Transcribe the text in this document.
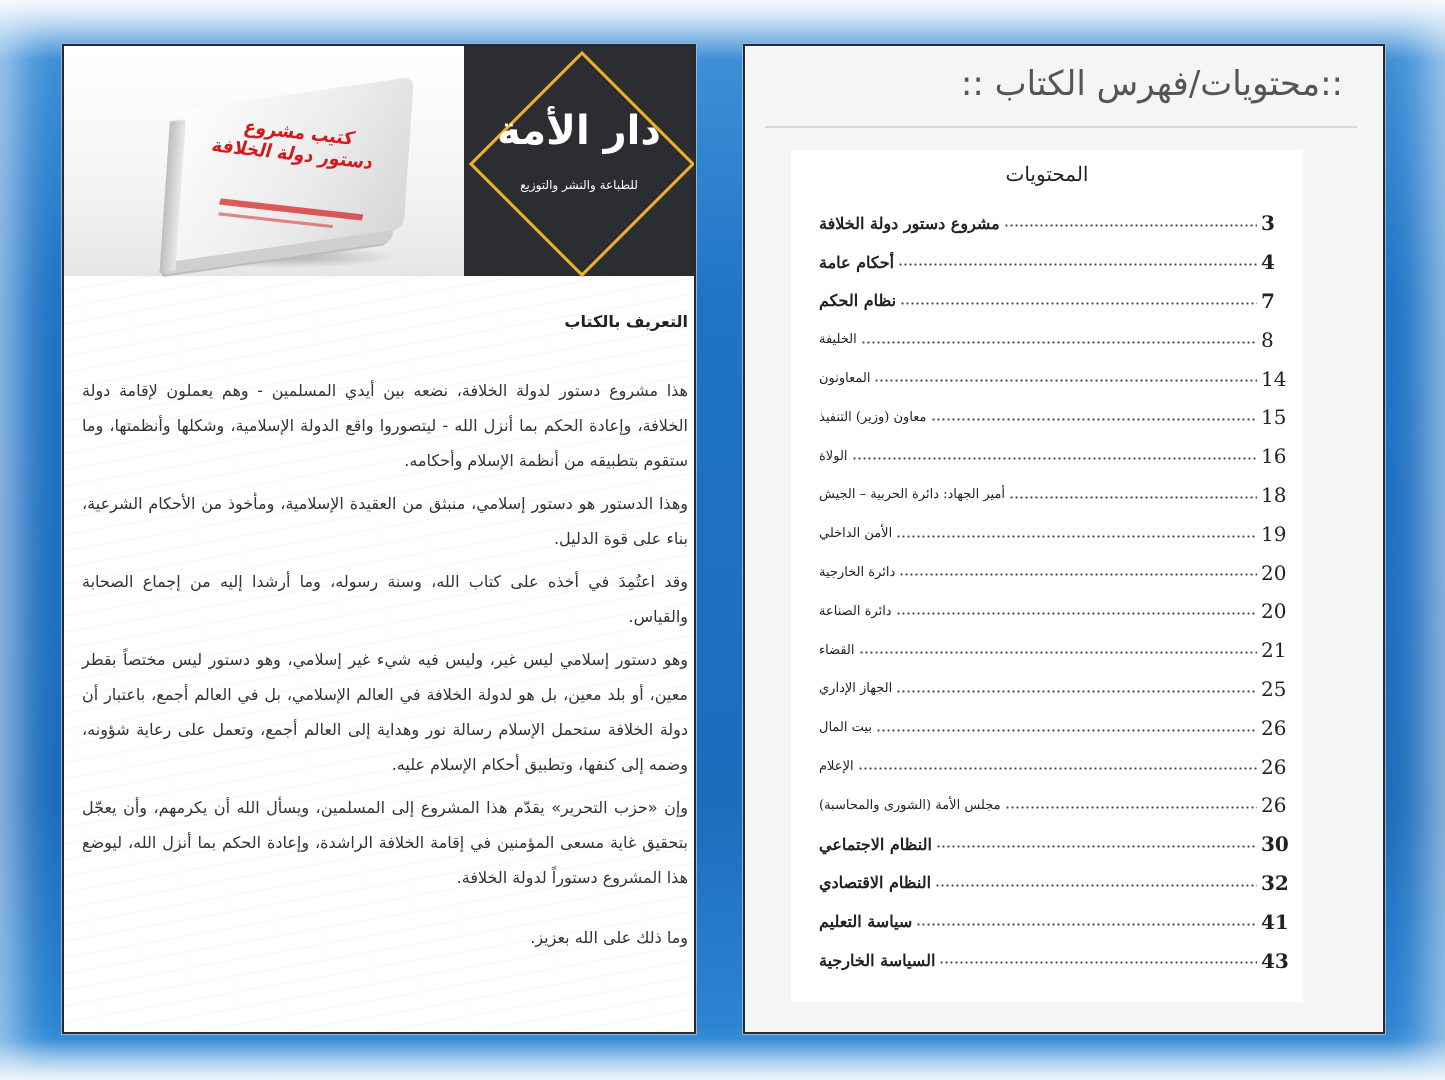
كتيب مشروع دستور دولة الخلافة
دار الأمة
للطباعة والنشر والتوزيع
التعريف بالكتاب

هذا مشروع دستور لدولة الخلافة، نضعه بين أيدي المسلمين - وهم يعملون لإقامة دولة الخلافة، وإعادة الحكم بما أنزل الله - ليتصوروا واقع الدولة الإسلامية، وشكلها وأنظمتها، وما ستقوم بتطبيقه من أنظمة الإسلام وأحكامه.

وهذا الدستور هو دستور إسلامي، منبثق من العقيدة الإسلامية، ومأخوذ من الأحكام الشرعية، بناء على قوة الدليل.

وقد اعتُمِدَ في أخذه على كتاب الله، وسنة رسوله، وما أرشدا إليه من إجماع الصحابة والقياس.

وهو دستور إسلامي ليس غير، وليس فيه شيء غير إسلامي، وهو دستور ليس مختصاً بقطر معين، أو بلد معين، بل هو لدولة الخلافة في العالم الإسلامي، بل في العالم أجمع، باعتبار أن دولة الخلافة ستحمل الإسلام رسالة نور وهداية إلى العالم أجمع، وتعمل على رعاية شؤونه، وضمه إلى كنفها، وتطبيق أحكام الإسلام عليه.

وإن «حزب التحرير» يقدّم هذا المشروع إلى المسلمين، ويسأل الله أن يكرمهم، وأن يعجّل بتحقيق غاية مسعى المؤمنين في إقامة الخلافة الراشدة، وإعادة الحكم بما أنزل الله، ليوضع هذا المشروع دستوراً لدولة الخلافة.

وما ذلك على الله بعزيز.
::محتويات/فهرس الكتاب ::
المحتويات
مشروع دستور دولة الخلافة	3
أحكام عامة	4
نظام الحكم	7
الخليفة	8
المعاونون	14
معاون (وزير) التنفيذ	15
الولاة	16
أمير الجهاد: دائرة الحربية – الجيش	18
الأمن الداخلي	19
دائرة الخارجية	20
دائرة الصناعة	20
القضاء	21
الجهاز الإداري	25
بيت المال	26
الإعلام	26
مجلس الأمة (الشورى والمحاسبة)	26
النظام الاجتماعي	30
النظام الاقتصادي	32
سياسة التعليم	41
السياسة الخارجية	43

——

Work to be completed: Show each line in the entries that holds the string "الخلافة".

Expected answer:
كتيب مشروع دستور دولة الخلافة
هذا مشروع دستور لدولة الخلافة، نضعه بين أيدي المسلمين - وهم يعملون لإقامة دولة الخلافة، وإعادة الحكم بما أنزل الله - ليتصوروا واقع الدولة الإسلامية، وشكلها وأنظمتها، وما ستقوم بتطبيقه من أنظمة الإسلام وأحكامه.
وهو دستور إسلامي ليس غير، وليس فيه شيء غير إسلامي، وهو دستور ليس مختصاً بقطر معين، أو بلد معين، بل هو لدولة الخلافة في العالم الإسلامي، بل في العالم أجمع، باعتبار أن دولة الخلافة ستحمل الإسلام رسالة نور وهداية إلى العالم أجمع، وتعمل على رعاية شؤونه، وضمه إلى كنفها، وتطبيق أحكام الإسلام عليه.
وإن «حزب التحرير» يقدّم هذا المشروع إلى المسلمين، ويسأل الله أن يكرمهم، وأن يعجّل بتحقيق غاية مسعى المؤمنين في إقامة الخلافة الراشدة، وإعادة الحكم بما أنزل الله، ليوضع هذا المشروع دستوراً لدولة الخلافة.
مشروع دستور دولة الخلافة	3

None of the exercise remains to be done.